What to work on:
Find all the lines with "FortWorthTexas" and gather them.

Rows:
*****

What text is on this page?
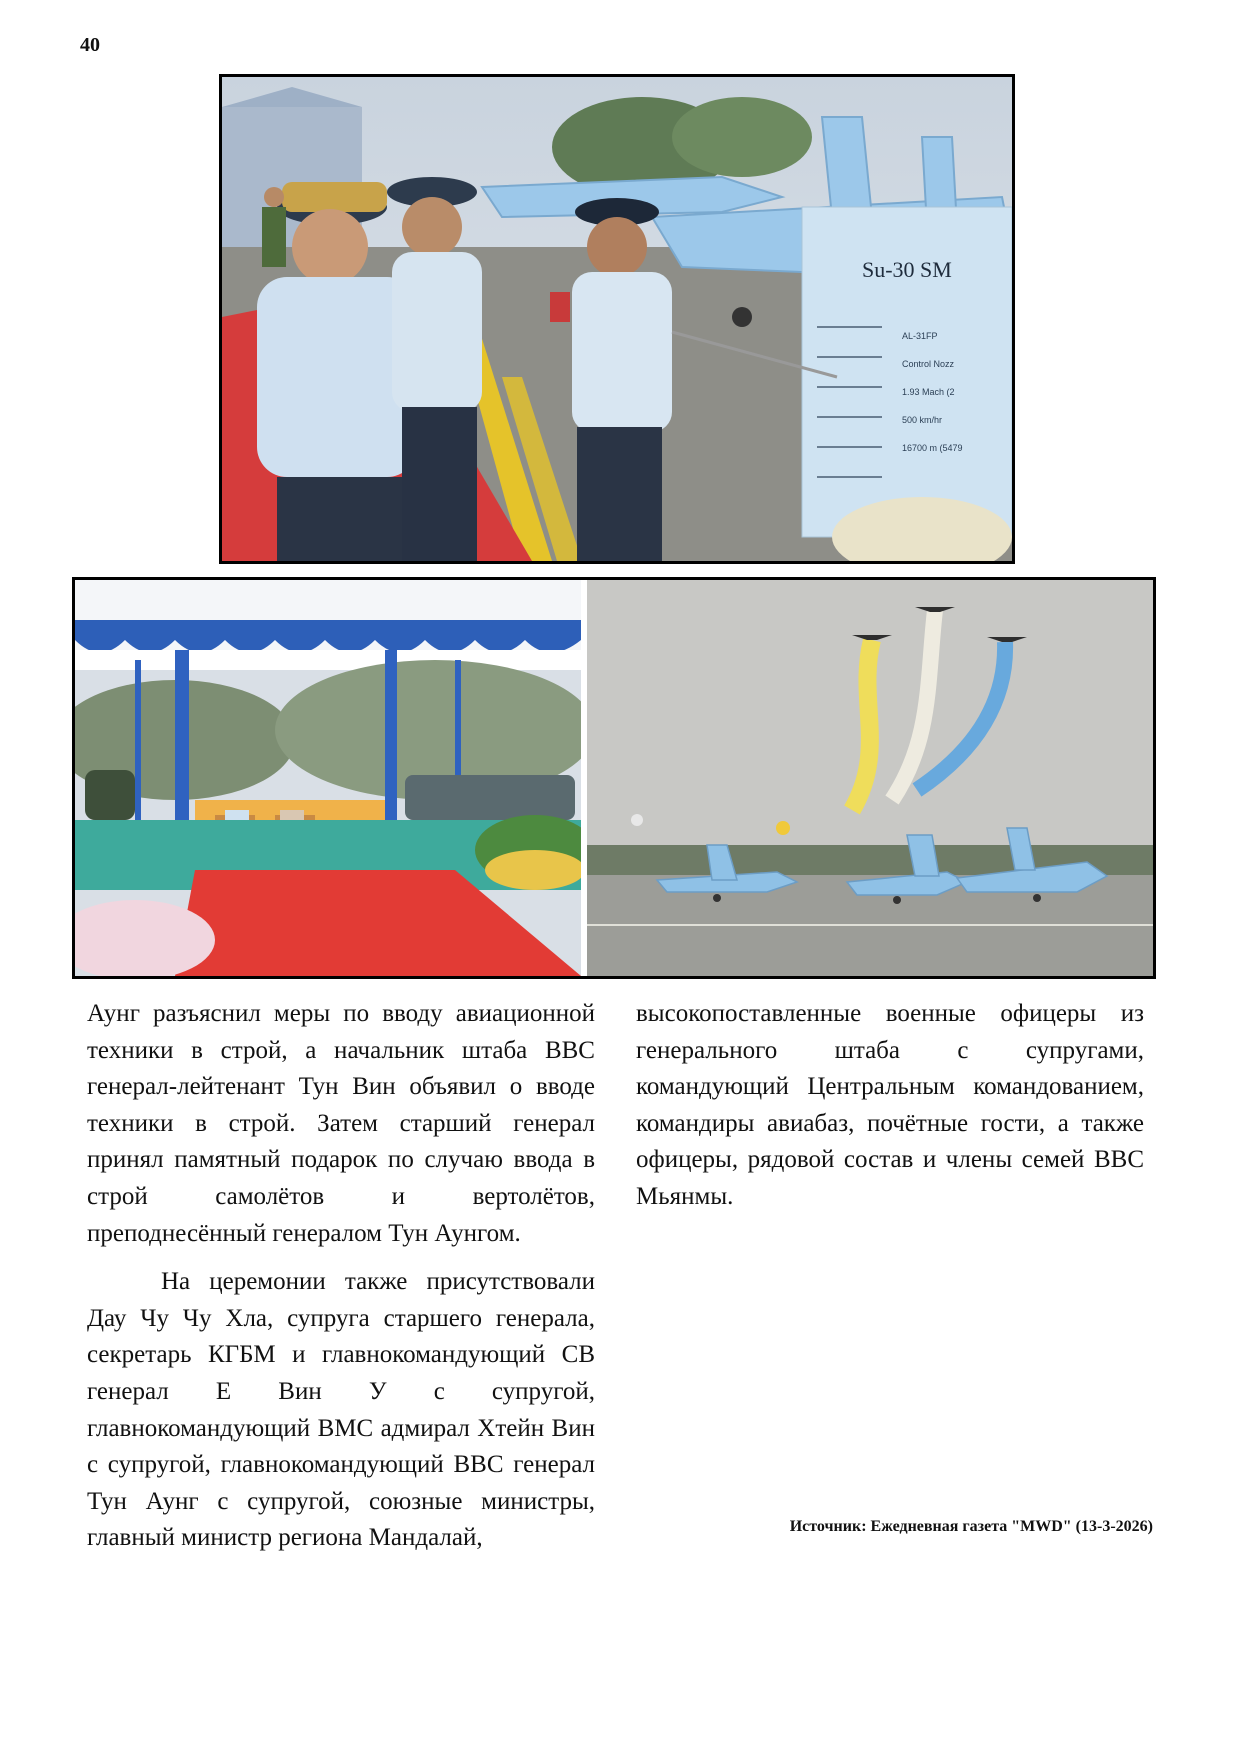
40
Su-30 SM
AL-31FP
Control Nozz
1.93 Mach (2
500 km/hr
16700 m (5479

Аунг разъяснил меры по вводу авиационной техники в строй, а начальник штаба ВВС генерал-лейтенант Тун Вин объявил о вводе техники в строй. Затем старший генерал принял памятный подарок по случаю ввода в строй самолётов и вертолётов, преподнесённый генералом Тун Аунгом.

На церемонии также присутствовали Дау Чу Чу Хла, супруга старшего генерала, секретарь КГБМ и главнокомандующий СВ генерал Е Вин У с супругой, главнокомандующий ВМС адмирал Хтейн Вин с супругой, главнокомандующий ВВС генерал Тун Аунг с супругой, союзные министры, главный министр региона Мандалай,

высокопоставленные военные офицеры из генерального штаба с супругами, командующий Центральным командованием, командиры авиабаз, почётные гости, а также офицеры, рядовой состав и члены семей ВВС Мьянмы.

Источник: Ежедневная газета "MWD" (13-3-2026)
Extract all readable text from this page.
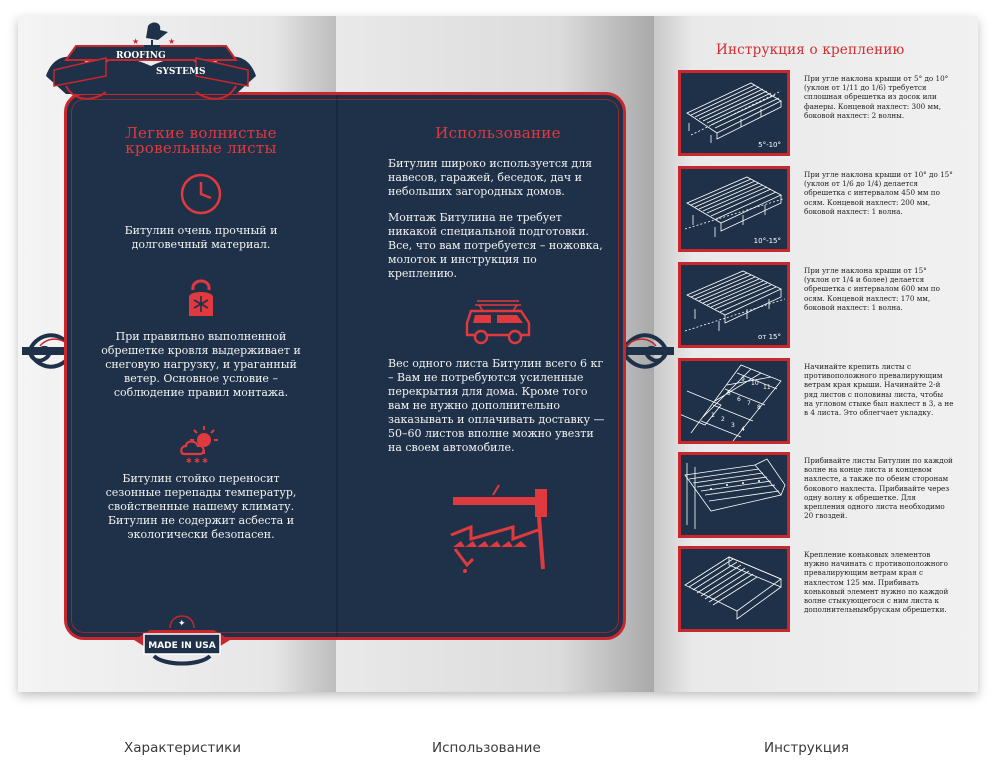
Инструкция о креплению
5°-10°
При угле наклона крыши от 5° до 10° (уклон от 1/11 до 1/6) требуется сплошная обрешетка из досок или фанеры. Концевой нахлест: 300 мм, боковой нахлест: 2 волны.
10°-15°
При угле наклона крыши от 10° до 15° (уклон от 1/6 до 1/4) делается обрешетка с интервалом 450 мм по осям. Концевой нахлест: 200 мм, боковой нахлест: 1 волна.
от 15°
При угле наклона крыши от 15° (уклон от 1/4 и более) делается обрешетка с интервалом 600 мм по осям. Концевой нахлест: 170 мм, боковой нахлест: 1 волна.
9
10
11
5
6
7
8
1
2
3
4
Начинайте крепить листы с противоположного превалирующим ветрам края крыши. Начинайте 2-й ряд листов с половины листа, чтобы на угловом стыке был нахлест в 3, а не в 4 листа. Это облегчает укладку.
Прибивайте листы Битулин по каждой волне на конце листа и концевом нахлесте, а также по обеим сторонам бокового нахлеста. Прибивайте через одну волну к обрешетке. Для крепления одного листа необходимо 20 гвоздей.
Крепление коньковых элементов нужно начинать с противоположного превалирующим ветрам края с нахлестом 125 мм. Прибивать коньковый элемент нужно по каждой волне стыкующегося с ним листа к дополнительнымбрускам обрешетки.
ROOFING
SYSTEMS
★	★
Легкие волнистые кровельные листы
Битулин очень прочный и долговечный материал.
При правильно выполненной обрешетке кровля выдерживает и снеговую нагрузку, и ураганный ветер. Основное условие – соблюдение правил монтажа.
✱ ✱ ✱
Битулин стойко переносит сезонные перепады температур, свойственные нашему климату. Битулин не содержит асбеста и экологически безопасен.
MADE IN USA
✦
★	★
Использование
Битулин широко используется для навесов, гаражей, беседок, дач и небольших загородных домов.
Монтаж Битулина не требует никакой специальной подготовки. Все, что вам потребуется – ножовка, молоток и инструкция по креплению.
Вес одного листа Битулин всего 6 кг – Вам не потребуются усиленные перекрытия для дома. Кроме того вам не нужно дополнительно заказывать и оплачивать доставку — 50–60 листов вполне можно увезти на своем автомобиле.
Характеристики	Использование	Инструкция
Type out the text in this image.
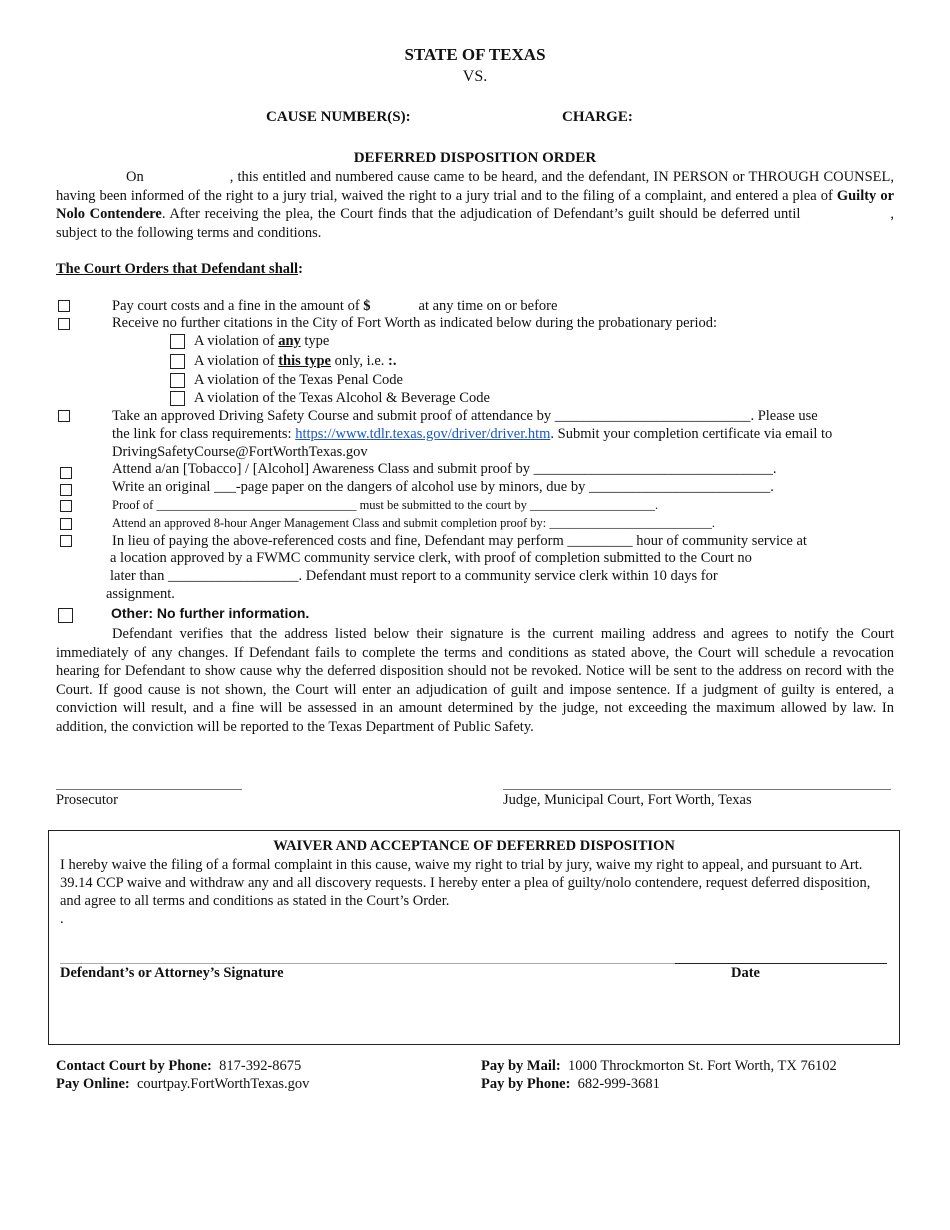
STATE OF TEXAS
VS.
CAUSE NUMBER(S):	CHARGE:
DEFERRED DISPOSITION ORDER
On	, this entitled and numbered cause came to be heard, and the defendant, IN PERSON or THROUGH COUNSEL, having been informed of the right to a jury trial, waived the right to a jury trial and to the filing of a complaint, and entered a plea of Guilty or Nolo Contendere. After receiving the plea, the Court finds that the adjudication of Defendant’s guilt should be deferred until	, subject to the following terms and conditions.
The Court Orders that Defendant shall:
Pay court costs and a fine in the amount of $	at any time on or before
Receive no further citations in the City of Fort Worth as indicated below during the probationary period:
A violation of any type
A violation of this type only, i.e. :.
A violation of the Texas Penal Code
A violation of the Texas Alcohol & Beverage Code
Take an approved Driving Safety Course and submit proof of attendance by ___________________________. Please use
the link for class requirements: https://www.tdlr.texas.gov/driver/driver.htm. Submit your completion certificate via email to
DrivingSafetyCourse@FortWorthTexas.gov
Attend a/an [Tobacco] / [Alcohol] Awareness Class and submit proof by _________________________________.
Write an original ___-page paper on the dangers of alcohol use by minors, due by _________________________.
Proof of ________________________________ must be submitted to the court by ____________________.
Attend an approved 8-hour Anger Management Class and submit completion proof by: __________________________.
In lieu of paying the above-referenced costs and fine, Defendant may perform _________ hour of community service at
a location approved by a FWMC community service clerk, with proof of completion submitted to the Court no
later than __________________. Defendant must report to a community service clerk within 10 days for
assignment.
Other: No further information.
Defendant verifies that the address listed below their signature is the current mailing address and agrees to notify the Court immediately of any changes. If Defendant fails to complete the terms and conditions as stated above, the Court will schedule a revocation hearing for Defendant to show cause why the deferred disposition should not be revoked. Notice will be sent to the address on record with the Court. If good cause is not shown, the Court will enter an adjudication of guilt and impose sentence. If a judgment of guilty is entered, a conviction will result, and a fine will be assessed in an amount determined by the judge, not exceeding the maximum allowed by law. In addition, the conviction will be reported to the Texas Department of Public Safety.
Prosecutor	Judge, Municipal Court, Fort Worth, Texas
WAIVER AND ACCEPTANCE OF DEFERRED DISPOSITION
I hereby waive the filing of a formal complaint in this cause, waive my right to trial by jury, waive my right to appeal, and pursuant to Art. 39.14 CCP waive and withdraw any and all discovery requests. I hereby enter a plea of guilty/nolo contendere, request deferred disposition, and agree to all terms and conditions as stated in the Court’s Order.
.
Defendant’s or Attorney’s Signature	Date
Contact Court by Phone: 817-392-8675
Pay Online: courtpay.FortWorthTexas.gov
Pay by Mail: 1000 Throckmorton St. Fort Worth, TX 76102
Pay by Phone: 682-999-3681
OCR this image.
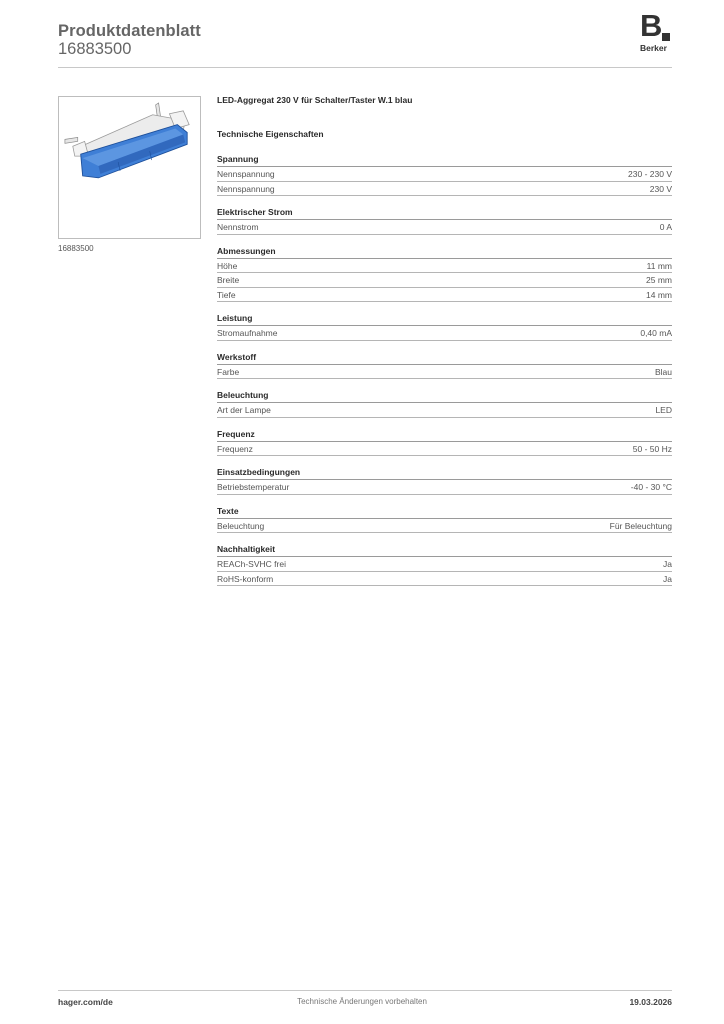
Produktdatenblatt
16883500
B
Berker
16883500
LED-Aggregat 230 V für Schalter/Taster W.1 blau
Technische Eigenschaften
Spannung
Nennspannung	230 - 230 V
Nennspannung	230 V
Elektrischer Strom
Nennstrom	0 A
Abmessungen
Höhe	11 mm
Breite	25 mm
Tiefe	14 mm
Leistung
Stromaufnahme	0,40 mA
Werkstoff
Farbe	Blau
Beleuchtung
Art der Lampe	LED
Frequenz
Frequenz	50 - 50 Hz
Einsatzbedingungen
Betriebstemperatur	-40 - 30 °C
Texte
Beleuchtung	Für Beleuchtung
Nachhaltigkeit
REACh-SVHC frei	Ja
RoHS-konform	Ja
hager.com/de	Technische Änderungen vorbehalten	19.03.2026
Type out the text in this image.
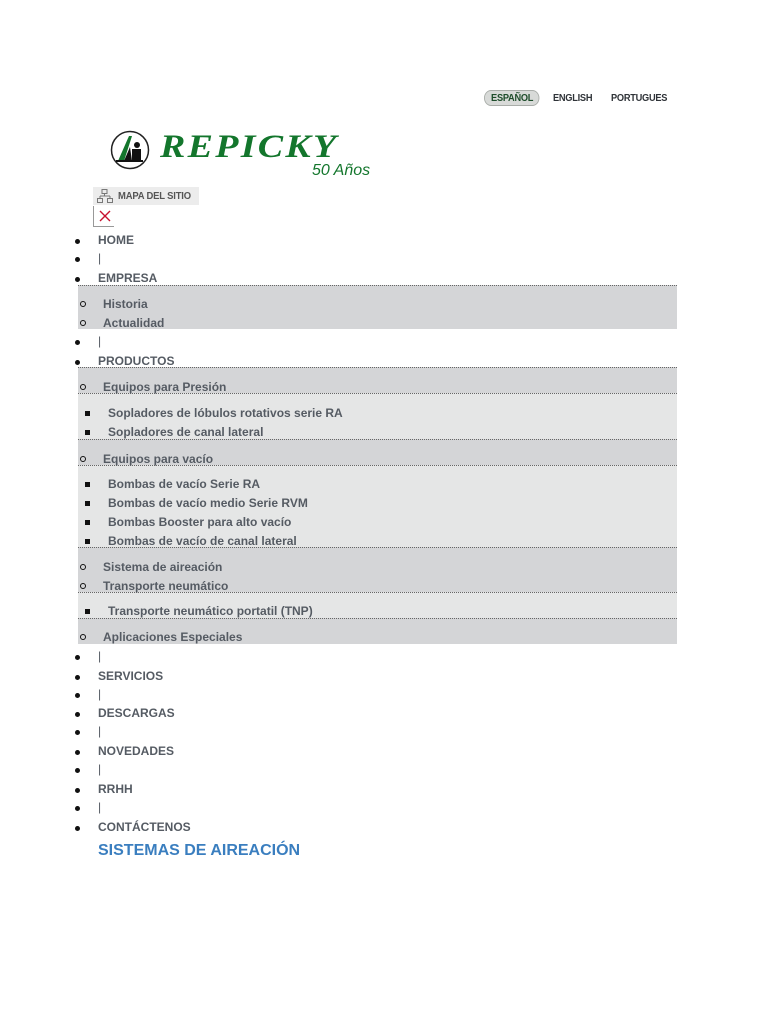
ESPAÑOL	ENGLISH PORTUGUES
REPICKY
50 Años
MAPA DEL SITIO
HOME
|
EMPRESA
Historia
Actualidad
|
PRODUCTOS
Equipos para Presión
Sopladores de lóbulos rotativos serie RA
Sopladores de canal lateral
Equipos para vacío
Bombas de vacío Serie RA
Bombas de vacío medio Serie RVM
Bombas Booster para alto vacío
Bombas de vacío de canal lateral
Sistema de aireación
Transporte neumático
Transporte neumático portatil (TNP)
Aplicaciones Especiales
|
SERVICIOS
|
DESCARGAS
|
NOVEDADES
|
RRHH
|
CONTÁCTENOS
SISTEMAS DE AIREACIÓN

*****

The output:
DrivingSafetyCourse@FortWorthTexas.gov
Pay Online: courtpay.FortWorthTexas.gov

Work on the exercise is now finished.